──────── INPUT ROWS

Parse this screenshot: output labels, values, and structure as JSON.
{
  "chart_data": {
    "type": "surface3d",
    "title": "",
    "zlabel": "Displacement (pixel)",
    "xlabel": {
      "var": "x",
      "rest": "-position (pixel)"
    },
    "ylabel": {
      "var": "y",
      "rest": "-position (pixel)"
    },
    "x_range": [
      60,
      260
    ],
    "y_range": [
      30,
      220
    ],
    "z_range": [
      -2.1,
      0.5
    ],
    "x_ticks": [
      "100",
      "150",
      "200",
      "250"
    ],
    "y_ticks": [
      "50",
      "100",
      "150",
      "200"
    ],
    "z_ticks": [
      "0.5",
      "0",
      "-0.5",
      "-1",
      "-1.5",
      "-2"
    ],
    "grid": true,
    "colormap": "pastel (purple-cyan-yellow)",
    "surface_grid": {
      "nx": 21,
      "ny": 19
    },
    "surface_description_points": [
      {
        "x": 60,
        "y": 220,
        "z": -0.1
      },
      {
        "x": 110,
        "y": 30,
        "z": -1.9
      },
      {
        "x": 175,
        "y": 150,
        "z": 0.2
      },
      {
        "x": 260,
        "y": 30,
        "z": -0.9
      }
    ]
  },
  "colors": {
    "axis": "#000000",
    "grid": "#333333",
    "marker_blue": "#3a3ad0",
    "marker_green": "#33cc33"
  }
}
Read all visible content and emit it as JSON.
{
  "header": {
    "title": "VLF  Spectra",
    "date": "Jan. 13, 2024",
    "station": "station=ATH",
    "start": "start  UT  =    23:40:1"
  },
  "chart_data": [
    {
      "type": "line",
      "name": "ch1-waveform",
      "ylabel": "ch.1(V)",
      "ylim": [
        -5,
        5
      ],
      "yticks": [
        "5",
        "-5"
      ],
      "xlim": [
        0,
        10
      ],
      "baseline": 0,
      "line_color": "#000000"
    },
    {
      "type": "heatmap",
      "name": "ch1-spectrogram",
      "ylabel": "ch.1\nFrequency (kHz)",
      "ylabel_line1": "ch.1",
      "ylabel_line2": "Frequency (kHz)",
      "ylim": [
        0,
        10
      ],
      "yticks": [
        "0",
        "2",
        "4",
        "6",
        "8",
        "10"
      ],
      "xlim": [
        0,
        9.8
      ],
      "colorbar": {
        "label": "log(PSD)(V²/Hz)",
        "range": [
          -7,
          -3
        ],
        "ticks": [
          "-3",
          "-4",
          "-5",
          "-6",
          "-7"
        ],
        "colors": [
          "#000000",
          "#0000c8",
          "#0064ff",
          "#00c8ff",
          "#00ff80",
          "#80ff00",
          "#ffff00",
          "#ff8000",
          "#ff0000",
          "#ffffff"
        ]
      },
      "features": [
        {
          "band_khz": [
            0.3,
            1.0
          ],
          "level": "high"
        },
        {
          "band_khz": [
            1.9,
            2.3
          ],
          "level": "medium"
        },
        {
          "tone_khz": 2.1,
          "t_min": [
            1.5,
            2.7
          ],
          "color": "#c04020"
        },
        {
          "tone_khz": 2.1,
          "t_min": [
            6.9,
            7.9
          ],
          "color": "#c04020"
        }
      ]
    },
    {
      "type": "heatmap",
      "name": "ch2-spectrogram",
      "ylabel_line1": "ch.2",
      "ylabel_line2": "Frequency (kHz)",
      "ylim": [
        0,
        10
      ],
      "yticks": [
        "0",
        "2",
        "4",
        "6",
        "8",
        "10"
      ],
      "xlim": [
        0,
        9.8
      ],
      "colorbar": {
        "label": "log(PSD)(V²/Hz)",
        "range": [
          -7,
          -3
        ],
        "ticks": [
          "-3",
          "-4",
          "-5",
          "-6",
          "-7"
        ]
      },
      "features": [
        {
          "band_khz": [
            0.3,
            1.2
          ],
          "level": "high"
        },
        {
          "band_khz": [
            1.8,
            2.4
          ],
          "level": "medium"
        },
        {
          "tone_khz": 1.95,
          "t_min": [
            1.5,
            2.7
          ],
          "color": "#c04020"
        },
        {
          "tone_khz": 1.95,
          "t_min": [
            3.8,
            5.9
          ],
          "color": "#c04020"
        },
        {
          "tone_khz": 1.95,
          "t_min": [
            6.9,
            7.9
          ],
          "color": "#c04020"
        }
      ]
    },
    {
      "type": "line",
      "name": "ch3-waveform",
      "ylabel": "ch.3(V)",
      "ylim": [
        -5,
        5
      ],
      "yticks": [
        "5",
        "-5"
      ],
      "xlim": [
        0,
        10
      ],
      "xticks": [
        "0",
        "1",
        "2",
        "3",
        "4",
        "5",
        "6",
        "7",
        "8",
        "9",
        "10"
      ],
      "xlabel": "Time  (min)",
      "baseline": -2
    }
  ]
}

────────────────

● **TASK**
Each line with the string "waveform" in it needs to be found and copied.

● **WRITTEN REPLY**
      "name": "ch1-waveform",
      "name": "ch3-waveform",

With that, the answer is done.